Live album by Liza Minnelli
- Released: August 1981
- Recorded: September 1979
- Venues: Carnegie Hall, New York City
- Genre: Vocal pop
- Length: 74:19
- Label: Altel Sound Systems
- Producers: Hank Cattaneo; Bill Lavorgna;

Liza Minnelli chronology
| The Act (1978) | Live at Carnegie Hall (1981) | Liza Minnelli (1982) |

= Live at Carnegie Hall (Liza Minnelli album) =

Live at Carnegie Hall is the fourth live album by American singer Liza Minnelli. It was originally released in 1981 by the independent label Altel Sound Systems, marking her only collaboration with the company. The album was recorded during a series of sold-out concerts at Carnegie Hall in September 1979.

Carnegie Hall carried strong personal significance for Minnelli, as her mother Judy Garland had made a historic return to the same venue in 1961 as documented on her second live album. After the success of her Broadway show The Act, Minnelli sought to create a new stage presentation for these concerts, working with collaborators such as Fred Ebb, Wayne Cilento and Ron Lewis to design a theatrical performance that combined song, choreography, and dramatic interpretation.

Initially self-distributed, the double album was sold in limited quantities at Minnelli's live performances. Real Gone Music reissued the recording in 2022 as Live in New York 1979 both in red vinyl as well as a three-CD box set containing the complete concert for the first time.

== Background ==
Carnegie Hall held great significance in Minnelli's family, as her mother, also a singer and an actress Judy Garland, made her triumphant return there 18 years earlier in an event that some call "the greatest night in showbiz history". In this context, Minnelli had a desire to return with a new season of shows after her successful performances in the musical The Act. However, she didn't want to return with the same nightclub act she had been doing for years; she wanted innovations.

Directive A: According to the passage about Liza Minnelli's Carnegie Hall album, which label reissued the recording in 2022?
Directive B: Pick up the passage about Liza Minnelli's Carnegie Hall album right after its final sentence and keep writing it.

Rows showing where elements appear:
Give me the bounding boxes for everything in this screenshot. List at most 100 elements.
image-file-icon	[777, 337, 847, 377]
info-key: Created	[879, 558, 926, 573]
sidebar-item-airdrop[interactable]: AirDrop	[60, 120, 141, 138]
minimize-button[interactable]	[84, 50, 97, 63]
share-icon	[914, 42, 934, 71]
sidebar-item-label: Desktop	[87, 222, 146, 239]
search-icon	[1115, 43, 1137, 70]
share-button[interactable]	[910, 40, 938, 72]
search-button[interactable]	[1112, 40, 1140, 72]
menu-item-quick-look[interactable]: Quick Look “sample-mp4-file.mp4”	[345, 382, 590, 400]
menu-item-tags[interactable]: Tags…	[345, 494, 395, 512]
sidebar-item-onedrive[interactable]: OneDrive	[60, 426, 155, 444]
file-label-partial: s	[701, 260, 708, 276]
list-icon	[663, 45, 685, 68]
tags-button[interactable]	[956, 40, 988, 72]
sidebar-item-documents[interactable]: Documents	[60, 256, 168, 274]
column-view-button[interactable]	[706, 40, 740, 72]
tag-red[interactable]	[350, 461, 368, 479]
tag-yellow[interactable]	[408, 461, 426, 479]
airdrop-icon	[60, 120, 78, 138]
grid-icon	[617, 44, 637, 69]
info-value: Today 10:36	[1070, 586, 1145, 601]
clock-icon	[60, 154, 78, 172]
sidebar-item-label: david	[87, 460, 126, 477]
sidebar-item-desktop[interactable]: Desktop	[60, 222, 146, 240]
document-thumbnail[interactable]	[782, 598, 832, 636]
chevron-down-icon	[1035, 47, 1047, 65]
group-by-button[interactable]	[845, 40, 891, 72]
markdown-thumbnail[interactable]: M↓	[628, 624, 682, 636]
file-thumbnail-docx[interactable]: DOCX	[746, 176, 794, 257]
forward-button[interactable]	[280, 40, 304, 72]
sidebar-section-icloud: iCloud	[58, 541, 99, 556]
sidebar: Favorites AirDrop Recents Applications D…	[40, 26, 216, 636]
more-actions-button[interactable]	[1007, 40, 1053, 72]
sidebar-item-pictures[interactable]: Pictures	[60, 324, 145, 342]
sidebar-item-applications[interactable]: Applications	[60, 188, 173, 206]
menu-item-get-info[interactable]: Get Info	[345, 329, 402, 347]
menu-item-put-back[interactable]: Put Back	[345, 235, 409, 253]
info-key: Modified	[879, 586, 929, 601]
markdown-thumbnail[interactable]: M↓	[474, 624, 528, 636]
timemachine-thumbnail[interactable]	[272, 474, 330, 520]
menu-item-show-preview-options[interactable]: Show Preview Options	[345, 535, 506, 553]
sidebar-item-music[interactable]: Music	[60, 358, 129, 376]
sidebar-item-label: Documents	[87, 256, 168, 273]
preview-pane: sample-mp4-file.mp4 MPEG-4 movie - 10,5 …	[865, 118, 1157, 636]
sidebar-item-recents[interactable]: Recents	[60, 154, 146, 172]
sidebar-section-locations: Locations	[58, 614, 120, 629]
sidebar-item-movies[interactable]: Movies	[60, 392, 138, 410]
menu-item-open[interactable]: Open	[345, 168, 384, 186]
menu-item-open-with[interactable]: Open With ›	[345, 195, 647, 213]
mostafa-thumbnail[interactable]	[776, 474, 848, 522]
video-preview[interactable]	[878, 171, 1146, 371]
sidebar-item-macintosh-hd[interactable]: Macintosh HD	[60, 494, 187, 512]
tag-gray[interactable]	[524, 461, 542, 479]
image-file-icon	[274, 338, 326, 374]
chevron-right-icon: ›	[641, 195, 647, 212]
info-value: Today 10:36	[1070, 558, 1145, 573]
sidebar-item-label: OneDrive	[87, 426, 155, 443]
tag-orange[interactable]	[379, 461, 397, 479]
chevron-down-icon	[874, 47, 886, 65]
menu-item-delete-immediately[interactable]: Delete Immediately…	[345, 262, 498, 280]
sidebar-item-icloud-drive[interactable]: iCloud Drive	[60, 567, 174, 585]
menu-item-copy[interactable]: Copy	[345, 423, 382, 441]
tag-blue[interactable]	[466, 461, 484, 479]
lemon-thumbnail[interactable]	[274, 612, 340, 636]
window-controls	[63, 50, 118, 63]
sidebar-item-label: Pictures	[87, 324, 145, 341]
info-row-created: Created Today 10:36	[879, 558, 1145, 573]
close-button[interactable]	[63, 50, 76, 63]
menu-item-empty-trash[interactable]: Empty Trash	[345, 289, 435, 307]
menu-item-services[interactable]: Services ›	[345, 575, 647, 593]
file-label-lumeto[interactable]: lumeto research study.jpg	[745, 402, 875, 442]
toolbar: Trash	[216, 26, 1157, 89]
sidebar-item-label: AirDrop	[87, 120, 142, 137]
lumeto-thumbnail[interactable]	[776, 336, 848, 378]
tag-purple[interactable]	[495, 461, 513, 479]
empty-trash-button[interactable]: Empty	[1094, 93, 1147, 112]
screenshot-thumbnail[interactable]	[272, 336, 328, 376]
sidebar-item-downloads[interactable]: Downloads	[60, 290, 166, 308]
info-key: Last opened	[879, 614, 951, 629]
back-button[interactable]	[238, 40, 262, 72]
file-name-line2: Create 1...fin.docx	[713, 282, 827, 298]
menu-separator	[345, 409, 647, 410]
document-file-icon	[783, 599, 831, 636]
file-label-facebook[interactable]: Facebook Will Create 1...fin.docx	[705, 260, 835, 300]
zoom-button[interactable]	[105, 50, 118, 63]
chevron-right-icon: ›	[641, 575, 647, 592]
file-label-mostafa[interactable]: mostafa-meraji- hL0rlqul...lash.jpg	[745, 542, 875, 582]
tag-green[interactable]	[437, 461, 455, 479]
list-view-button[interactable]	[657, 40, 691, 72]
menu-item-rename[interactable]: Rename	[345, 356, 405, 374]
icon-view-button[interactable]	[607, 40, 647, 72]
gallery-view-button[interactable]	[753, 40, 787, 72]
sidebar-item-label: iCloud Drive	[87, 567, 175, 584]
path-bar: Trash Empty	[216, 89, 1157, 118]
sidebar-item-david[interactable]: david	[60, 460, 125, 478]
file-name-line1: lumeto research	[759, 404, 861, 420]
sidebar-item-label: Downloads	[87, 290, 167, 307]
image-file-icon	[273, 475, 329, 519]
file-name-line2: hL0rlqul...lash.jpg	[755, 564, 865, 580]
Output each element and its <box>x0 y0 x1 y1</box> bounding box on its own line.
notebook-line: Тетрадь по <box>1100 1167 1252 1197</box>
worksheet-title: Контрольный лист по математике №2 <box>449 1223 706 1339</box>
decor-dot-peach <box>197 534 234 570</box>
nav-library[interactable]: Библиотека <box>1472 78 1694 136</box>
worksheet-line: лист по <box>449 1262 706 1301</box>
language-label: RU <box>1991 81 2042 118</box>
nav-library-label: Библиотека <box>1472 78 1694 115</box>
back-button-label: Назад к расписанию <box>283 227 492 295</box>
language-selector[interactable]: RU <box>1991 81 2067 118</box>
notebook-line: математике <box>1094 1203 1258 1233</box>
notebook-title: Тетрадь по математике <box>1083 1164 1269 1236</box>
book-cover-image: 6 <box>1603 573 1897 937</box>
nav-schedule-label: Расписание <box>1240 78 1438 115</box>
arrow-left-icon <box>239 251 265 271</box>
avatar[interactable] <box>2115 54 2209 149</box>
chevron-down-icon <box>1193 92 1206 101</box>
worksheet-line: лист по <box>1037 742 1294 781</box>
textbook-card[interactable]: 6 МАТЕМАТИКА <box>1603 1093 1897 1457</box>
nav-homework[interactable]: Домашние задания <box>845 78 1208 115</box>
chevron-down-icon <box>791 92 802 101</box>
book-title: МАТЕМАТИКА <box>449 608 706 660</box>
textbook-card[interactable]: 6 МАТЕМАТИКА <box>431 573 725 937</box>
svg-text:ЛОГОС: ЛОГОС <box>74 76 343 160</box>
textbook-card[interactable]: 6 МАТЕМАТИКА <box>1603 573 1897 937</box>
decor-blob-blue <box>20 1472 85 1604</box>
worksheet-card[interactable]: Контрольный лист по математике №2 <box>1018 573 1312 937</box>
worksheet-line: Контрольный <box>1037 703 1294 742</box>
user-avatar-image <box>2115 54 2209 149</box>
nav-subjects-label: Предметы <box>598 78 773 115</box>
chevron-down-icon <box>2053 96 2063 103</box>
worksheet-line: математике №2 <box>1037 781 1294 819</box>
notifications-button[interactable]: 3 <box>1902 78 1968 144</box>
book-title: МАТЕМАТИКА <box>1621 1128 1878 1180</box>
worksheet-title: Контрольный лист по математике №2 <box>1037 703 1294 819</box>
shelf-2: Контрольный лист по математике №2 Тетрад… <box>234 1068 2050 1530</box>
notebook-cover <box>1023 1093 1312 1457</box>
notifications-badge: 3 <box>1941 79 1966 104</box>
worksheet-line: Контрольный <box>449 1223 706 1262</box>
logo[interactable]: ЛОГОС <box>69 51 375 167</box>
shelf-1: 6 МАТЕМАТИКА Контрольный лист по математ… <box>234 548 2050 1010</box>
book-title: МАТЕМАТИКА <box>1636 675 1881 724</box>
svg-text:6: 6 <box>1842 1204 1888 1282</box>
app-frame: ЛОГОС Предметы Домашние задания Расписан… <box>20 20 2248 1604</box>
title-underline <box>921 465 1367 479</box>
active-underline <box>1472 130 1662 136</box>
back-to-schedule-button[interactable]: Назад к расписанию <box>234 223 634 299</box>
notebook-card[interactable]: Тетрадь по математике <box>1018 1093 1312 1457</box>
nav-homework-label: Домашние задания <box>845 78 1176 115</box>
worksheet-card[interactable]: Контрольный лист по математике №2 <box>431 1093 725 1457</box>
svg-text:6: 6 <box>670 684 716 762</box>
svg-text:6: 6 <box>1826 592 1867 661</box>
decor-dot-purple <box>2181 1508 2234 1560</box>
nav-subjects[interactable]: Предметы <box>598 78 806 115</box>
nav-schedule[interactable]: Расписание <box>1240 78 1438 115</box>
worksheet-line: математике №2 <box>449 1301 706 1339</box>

Final answer A: Real Gone Music

Final answer B:
With the help of her dedicated team, including Fred Ebb (the writer, producer, and director of the show), Wayne Cilento and Ron Lewis (choreographer), Lawrence Miller (set designer), and Mark Gero as her production manager, Minnelli set out to surprise with her new tour. In an interview, she stated, "I wanted to turn my shows at Carnegie Hall into a presentation theater," adding, "I wanted each song to be a complete acting piece; a complete character. I wanted Carnegie Hall to be my baby".

== Production and recording ==
The album was produced by Hank Cattaneo and Bill LaVorgna, with recordings taking place in the Carnegie Hall concert hall, located in Midtown Manhattan, New York City, in September 1979. The show in question was one of the eleven sold-out performances in Minnelli's series at the venue.

The cover was created from one of the portraits from Minnelli's collection, created by the American Pop artist Andy Warhol.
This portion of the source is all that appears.